#### Goal:
Set down the material below word for word, excluding the pictures.

#### Data supplied:
# # #

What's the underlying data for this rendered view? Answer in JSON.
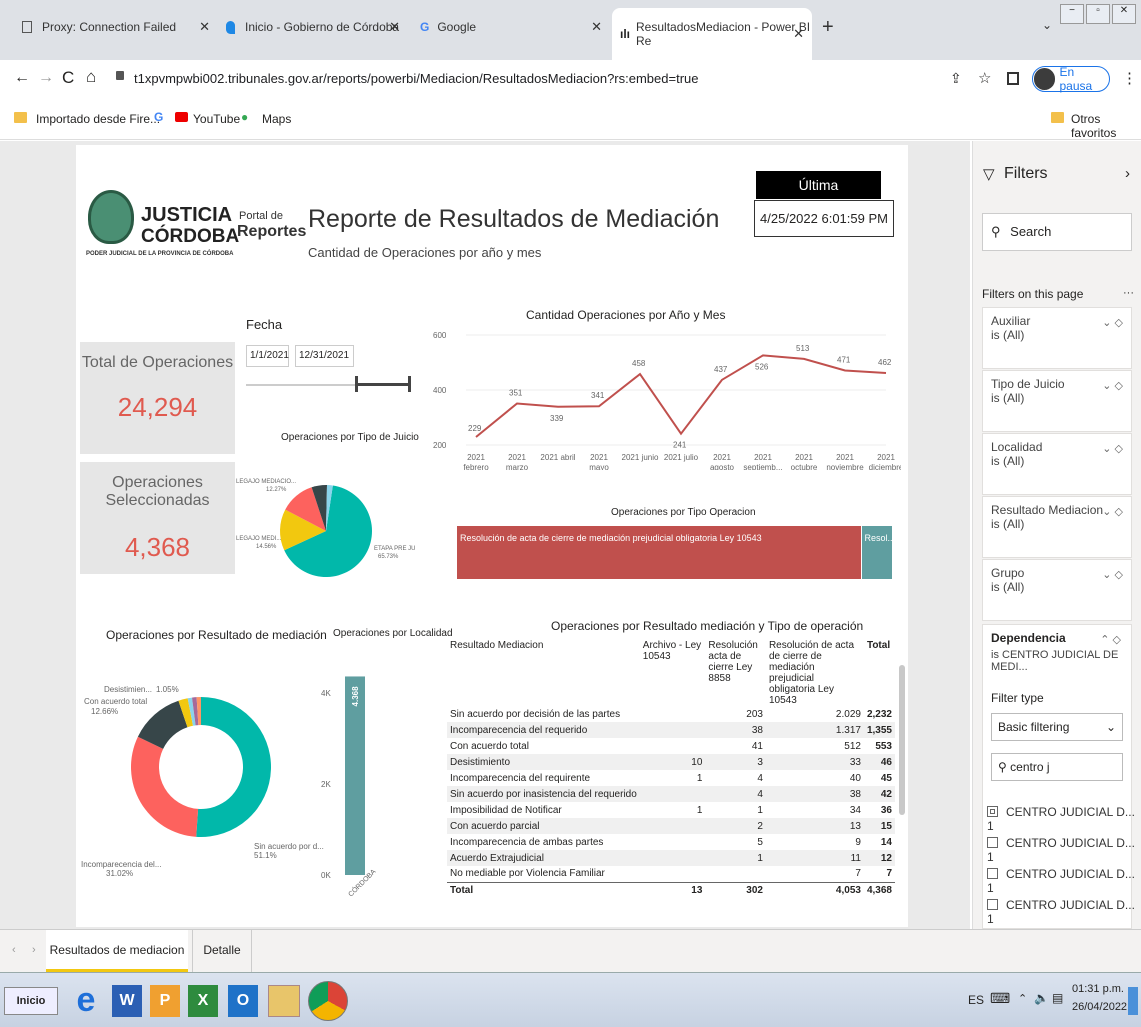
{
  "browser": {
    "tabs": [
      {
        "title": "Proxy: Connection Failed"
      },
      {
        "title": "Inicio - Gobierno de Córdoba"
      },
      {
        "title": "Google"
      },
      {
        "title": "ResultadosMediacion - Power BI Re"
      }
    ],
    "url": "t1xpvmpwbi002.tribunales.gov.ar/reports/powerbi/Mediacion/ResultadosMediacion?rs:embed=true",
    "profile": "En pausa",
    "bookmarks": [
      "Importado desde Fire...",
      "YouTube",
      "Maps"
    ],
    "other_bookmarks": "Otros favoritos"
  },
  "report": {
    "logo": {
      "line1": "JUSTICIA",
      "line2": "CÓRDOBA",
      "portal1": "Portal de",
      "portal2": "Reportes",
      "sub": "PODER JUDICIAL DE LA PROVINCIA DE CÓRDOBA"
    },
    "title": "Reporte de Resultados de Mediación",
    "subtitle": "Cantidad de Operaciones por año y mes",
    "update_label": "Última Actualización",
    "update_value": "4/25/2022 6:01:59 PM",
    "kpi_total_label": "Total de Operaciones",
    "kpi_total_value": "24,294",
    "kpi_sel_label": "Operaciones  Seleccionadas",
    "kpi_sel_value": "4,368",
    "fecha_label": "Fecha",
    "fecha_from": "1/1/2021",
    "fecha_to": "12/31/2021",
    "bar_rest_label": "Resol..."
  },
  "chart_data": [
    {
      "type": "line",
      "title": "Cantidad Operaciones por Año y Mes",
      "categories": [
        "2021 febrero",
        "2021 marzo",
        "2021 abril",
        "2021 mayo",
        "2021 junio",
        "2021 julio",
        "2021 agosto",
        "2021 septiemb...",
        "2021 octubre",
        "2021 noviembre",
        "2021 diciembre"
      ],
      "cat_line1": [
        "2021",
        "2021",
        "2021 abril",
        "2021",
        "2021 junio",
        "2021 julio",
        "2021",
        "2021",
        "2021",
        "2021",
        "2021"
      ],
      "cat_line2": [
        "febrero",
        "marzo",
        "",
        "mayo",
        "",
        "",
        "agosto",
        "septiemb...",
        "octubre",
        "noviembre",
        "diciembre"
      ],
      "values": [
        229,
        351,
        339,
        341,
        458,
        241,
        437,
        526,
        513,
        471,
        462
      ],
      "ylim": [
        200,
        600
      ],
      "yticks": [
        "200",
        "400",
        "600"
      ],
      "color": "#c0504d"
    },
    {
      "type": "pie",
      "title": "Operaciones por Tipo de Juicio",
      "slices": [
        {
          "label": "ETAPA PRE JU...",
          "pct_label": "65.73%",
          "value": 65.73,
          "color": "#01b8aa"
        },
        {
          "label": "LEGAJO MEDI...",
          "pct_label": "14.56%",
          "value": 14.56,
          "color": "#f2c80f"
        },
        {
          "label": "LEGAJO MEDIACIO...",
          "pct_label": "12.27%",
          "value": 12.27,
          "color": "#fd625e"
        },
        {
          "label": "",
          "pct_label": "",
          "value": 5.4,
          "color": "#374649"
        },
        {
          "label": "",
          "pct_label": "",
          "value": 2.04,
          "color": "#8ad4eb"
        }
      ]
    },
    {
      "type": "bar",
      "title": "Operaciones por Tipo Operacion",
      "categories": [
        "Resolución de acta de cierre de mediación prejudicial obligatoria Ley 10543",
        "Resol..."
      ],
      "values": [
        4053,
        315
      ],
      "colors": [
        "#c0504d",
        "#5f9ea0"
      ]
    },
    {
      "type": "pie",
      "title": "Operaciones por Resultado de mediación",
      "slices": [
        {
          "label": "Sin acuerdo por d...",
          "pct_label": "51.1%",
          "value": 51.1,
          "color": "#01b8aa"
        },
        {
          "label": "Incomparecencia del...",
          "pct_label": "31.02%",
          "value": 31.02,
          "color": "#fd625e"
        },
        {
          "label": "Con acuerdo total",
          "pct_label": "12.66%",
          "value": 12.66,
          "color": "#374649"
        },
        {
          "label": "",
          "pct_label": "",
          "value": 2.17,
          "color": "#f2c80f"
        },
        {
          "label": "",
          "pct_label": "",
          "value": 1.0,
          "color": "#8ad4eb"
        },
        {
          "label": "Desistimien...",
          "pct_label": "1.05%",
          "value": 1.05,
          "color": "#a66999"
        },
        {
          "label": "",
          "pct_label": "",
          "value": 1.0,
          "color": "#fe9666"
        }
      ]
    },
    {
      "type": "bar",
      "title": "Operaciones por Localidad",
      "categories": [
        "CÓRDOBA"
      ],
      "values": [
        4368
      ],
      "value_label": "4.368",
      "ylim": [
        0,
        4400
      ],
      "yticks": [
        "0K",
        "2K",
        "4K"
      ],
      "color": "#5f9ea0"
    }
  ],
  "table": {
    "title": "Operaciones por Resultado mediación y Tipo de operación",
    "headers": [
      "Resultado Mediacion",
      "Archivo - Ley 10543",
      "Resolución acta de cierre Ley 8858",
      "Resolución de acta de cierre de mediación prejudicial obligatoria Ley 10543",
      "Total"
    ],
    "rows": [
      [
        "Sin acuerdo por decisión de las partes",
        "",
        "203",
        "2.029",
        "2,232"
      ],
      [
        "Incomparecencia del requerido",
        "",
        "38",
        "1.317",
        "1,355"
      ],
      [
        "Con acuerdo total",
        "",
        "41",
        "512",
        "553"
      ],
      [
        "Desistimiento",
        "10",
        "3",
        "33",
        "46"
      ],
      [
        "Incomparecencia del requirente",
        "1",
        "4",
        "40",
        "45"
      ],
      [
        "Sin acuerdo por inasistencia del requerido",
        "",
        "4",
        "38",
        "42"
      ],
      [
        "Imposibilidad de Notificar",
        "1",
        "1",
        "34",
        "36"
      ],
      [
        "Con acuerdo parcial",
        "",
        "2",
        "13",
        "15"
      ],
      [
        "Incomparecencia de ambas partes",
        "",
        "5",
        "9",
        "14"
      ],
      [
        "Acuerdo Extrajudicial",
        "",
        "1",
        "11",
        "12"
      ],
      [
        "No mediable por Violencia Familiar",
        "",
        "",
        "7",
        "7"
      ]
    ],
    "total": [
      "Total",
      "13",
      "302",
      "4,053",
      "4,368"
    ]
  },
  "filters": {
    "title": "Filters",
    "search": "Search",
    "on_page": "Filters on this page",
    "cards": [
      {
        "name": "Auxiliar",
        "value": "is (All)"
      },
      {
        "name": "Tipo de Juicio",
        "value": "is (All)"
      },
      {
        "name": "Localidad",
        "value": "is (All)"
      },
      {
        "name": "Resultado Mediacion",
        "value": "is (All)"
      },
      {
        "name": "Grupo",
        "value": "is (All)"
      }
    ],
    "dep_name": "Dependencia",
    "dep_value": "is CENTRO JUDICIAL DE MEDI...",
    "filter_type_label": "Filter type",
    "filter_type_value": "Basic filtering",
    "search_value": "centro j",
    "options": [
      "CENTRO JUDICIAL D... 1",
      "CENTRO JUDICIAL D... 1",
      "CENTRO JUDICIAL D... 1",
      "CENTRO JUDICIAL D... 1"
    ]
  },
  "pages": [
    "Resultados de mediacion",
    "Detalle"
  ],
  "taskbar": {
    "start": "Inicio",
    "lang": "ES",
    "time": "01:31 p.m.",
    "date": "26/04/2022"
  }
}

# # #

#### Response:
What's the underlying data for this rendered view? Answer in JSON.
{
  "browser": {
    "tabs": [
      {
        "title": "Proxy: Connection Failed"
      },
      {
        "title": "Inicio - Gobierno de Córdoba"
      },
      {
        "title": "Google"
      },
      {
        "title": "ResultadosMediacion - Power BI Re"
      }
    ],
    "url": "t1xpvmpwbi002.tribunales.gov.ar/reports/powerbi/Mediacion/ResultadosMediacion?rs:embed=true",
    "profile": "En pausa",
    "bookmarks": [
      "Importado desde Fire...",
      "YouTube",
      "Maps"
    ],
    "other_bookmarks": "Otros favoritos"
  },
  "report": {
    "logo": {
      "line1": "JUSTICIA",
      "line2": "CÓRDOBA",
      "portal1": "Portal de",
      "portal2": "Reportes",
      "sub": "PODER JUDICIAL DE LA PROVINCIA DE CÓRDOBA"
    },
    "title": "Reporte de Resultados de Mediación",
    "subtitle": "Cantidad de Operaciones por año y mes",
    "update_label": "Última Actualización",
    "update_value": "4/25/2022 6:01:59 PM",
    "kpi_total_label": "Total de Operaciones",
    "kpi_total_value": "24,294",
    "kpi_sel_label": "Operaciones  Seleccionadas",
    "kpi_sel_value": "4,368",
    "fecha_label": "Fecha",
    "fecha_from": "1/1/2021",
    "fecha_to": "12/31/2021",
    "bar_rest_label": "Resol..."
  },
  "chart_data": [
    {
      "type": "line",
      "title": "Cantidad Operaciones por Año y Mes",
      "categories": [
        "2021 febrero",
        "2021 marzo",
        "2021 abril",
        "2021 mayo",
        "2021 junio",
        "2021 julio",
        "2021 agosto",
        "2021 septiemb...",
        "2021 octubre",
        "2021 noviembre",
        "2021 diciembre"
      ],
      "cat_line1": [
        "2021",
        "2021",
        "2021 abril",
        "2021",
        "2021 junio",
        "2021 julio",
        "2021",
        "2021",
        "2021",
        "2021",
        "2021"
      ],
      "cat_line2": [
        "febrero",
        "marzo",
        "",
        "mayo",
        "",
        "",
        "agosto",
        "septiemb...",
        "octubre",
        "noviembre",
        "diciembre"
      ],
      "values": [
        229,
        351,
        339,
        341,
        458,
        241,
        437,
        526,
        513,
        471,
        462
      ],
      "ylim": [
        200,
        600
      ],
      "yticks": [
        "200",
        "400",
        "600"
      ],
      "color": "#c0504d"
    },
    {
      "type": "pie",
      "title": "Operaciones por Tipo de Juicio",
      "slices": [
        {
          "label": "ETAPA PRE JU...",
          "pct_label": "65.73%",
          "value": 65.73,
          "color": "#01b8aa"
        },
        {
          "label": "LEGAJO MEDI...",
          "pct_label": "14.56%",
          "value": 14.56,
          "color": "#f2c80f"
        },
        {
          "label": "LEGAJO MEDIACIO...",
          "pct_label": "12.27%",
          "value": 12.27,
          "color": "#fd625e"
        },
        {
          "label": "",
          "pct_label": "",
          "value": 5.4,
          "color": "#374649"
        },
        {
          "label": "",
          "pct_label": "",
          "value": 2.04,
          "color": "#8ad4eb"
        }
      ]
    },
    {
      "type": "bar",
      "title": "Operaciones por Tipo Operacion",
      "categories": [
        "Resolución de acta de cierre de mediación prejudicial obligatoria Ley 10543",
        "Resol..."
      ],
      "values": [
        4053,
        315
      ],
      "colors": [
        "#c0504d",
        "#5f9ea0"
      ]
    },
    {
      "type": "pie",
      "title": "Operaciones por Resultado de mediación",
      "slices": [
        {
          "label": "Sin acuerdo por d...",
          "pct_label": "51.1%",
          "value": 51.1,
          "color": "#01b8aa"
        },
        {
          "label": "Incomparecencia del...",
          "pct_label": "31.02%",
          "value": 31.02,
          "color": "#fd625e"
        },
        {
          "label": "Con acuerdo total",
          "pct_label": "12.66%",
          "value": 12.66,
          "color": "#374649"
        },
        {
          "label": "",
          "pct_label": "",
          "value": 2.17,
          "color": "#f2c80f"
        },
        {
          "label": "",
          "pct_label": "",
          "value": 1.0,
          "color": "#8ad4eb"
        },
        {
          "label": "Desistimien...",
          "pct_label": "1.05%",
          "value": 1.05,
          "color": "#a66999"
        },
        {
          "label": "",
          "pct_label": "",
          "value": 1.0,
          "color": "#fe9666"
        }
      ]
    },
    {
      "type": "bar",
      "title": "Operaciones por Localidad",
      "categories": [
        "CÓRDOBA"
      ],
      "values": [
        4368
      ],
      "value_label": "4.368",
      "ylim": [
        0,
        4400
      ],
      "yticks": [
        "0K",
        "2K",
        "4K"
      ],
      "color": "#5f9ea0"
    }
  ],
  "table": {
    "title": "Operaciones por Resultado mediación y Tipo de operación",
    "headers": [
      "Resultado Mediacion",
      "Archivo - Ley 10543",
      "Resolución acta de cierre Ley 8858",
      "Resolución de acta de cierre de mediación prejudicial obligatoria Ley 10543",
      "Total"
    ],
    "rows": [
      [
        "Sin acuerdo por decisión de las partes",
        "",
        "203",
        "2.029",
        "2,232"
      ],
      [
        "Incomparecencia del requerido",
        "",
        "38",
        "1.317",
        "1,355"
      ],
      [
        "Con acuerdo total",
        "",
        "41",
        "512",
        "553"
      ],
      [
        "Desistimiento",
        "10",
        "3",
        "33",
        "46"
      ],
      [
        "Incomparecencia del requirente",
        "1",
        "4",
        "40",
        "45"
      ],
      [
        "Sin acuerdo por inasistencia del requerido",
        "",
        "4",
        "38",
        "42"
      ],
      [
        "Imposibilidad de Notificar",
        "1",
        "1",
        "34",
        "36"
      ],
      [
        "Con acuerdo parcial",
        "",
        "2",
        "13",
        "15"
      ],
      [
        "Incomparecencia de ambas partes",
        "",
        "5",
        "9",
        "14"
      ],
      [
        "Acuerdo Extrajudicial",
        "",
        "1",
        "11",
        "12"
      ],
      [
        "No mediable por Violencia Familiar",
        "",
        "",
        "7",
        "7"
      ]
    ],
    "total": [
      "Total",
      "13",
      "302",
      "4,053",
      "4,368"
    ]
  },
  "filters": {
    "title": "Filters",
    "search": "Search",
    "on_page": "Filters on this page",
    "cards": [
      {
        "name": "Auxiliar",
        "value": "is (All)"
      },
      {
        "name": "Tipo de Juicio",
        "value": "is (All)"
      },
      {
        "name": "Localidad",
        "value": "is (All)"
      },
      {
        "name": "Resultado Mediacion",
        "value": "is (All)"
      },
      {
        "name": "Grupo",
        "value": "is (All)"
      }
    ],
    "dep_name": "Dependencia",
    "dep_value": "is CENTRO JUDICIAL DE MEDI...",
    "filter_type_label": "Filter type",
    "filter_type_value": "Basic filtering",
    "search_value": "centro j",
    "options": [
      "CENTRO JUDICIAL D... 1",
      "CENTRO JUDICIAL D... 1",
      "CENTRO JUDICIAL D... 1",
      "CENTRO JUDICIAL D... 1"
    ]
  },
  "pages": [
    "Resultados de mediacion",
    "Detalle"
  ],
  "taskbar": {
    "start": "Inicio",
    "lang": "ES",
    "time": "01:31 p.m.",
    "date": "26/04/2022"
  }
}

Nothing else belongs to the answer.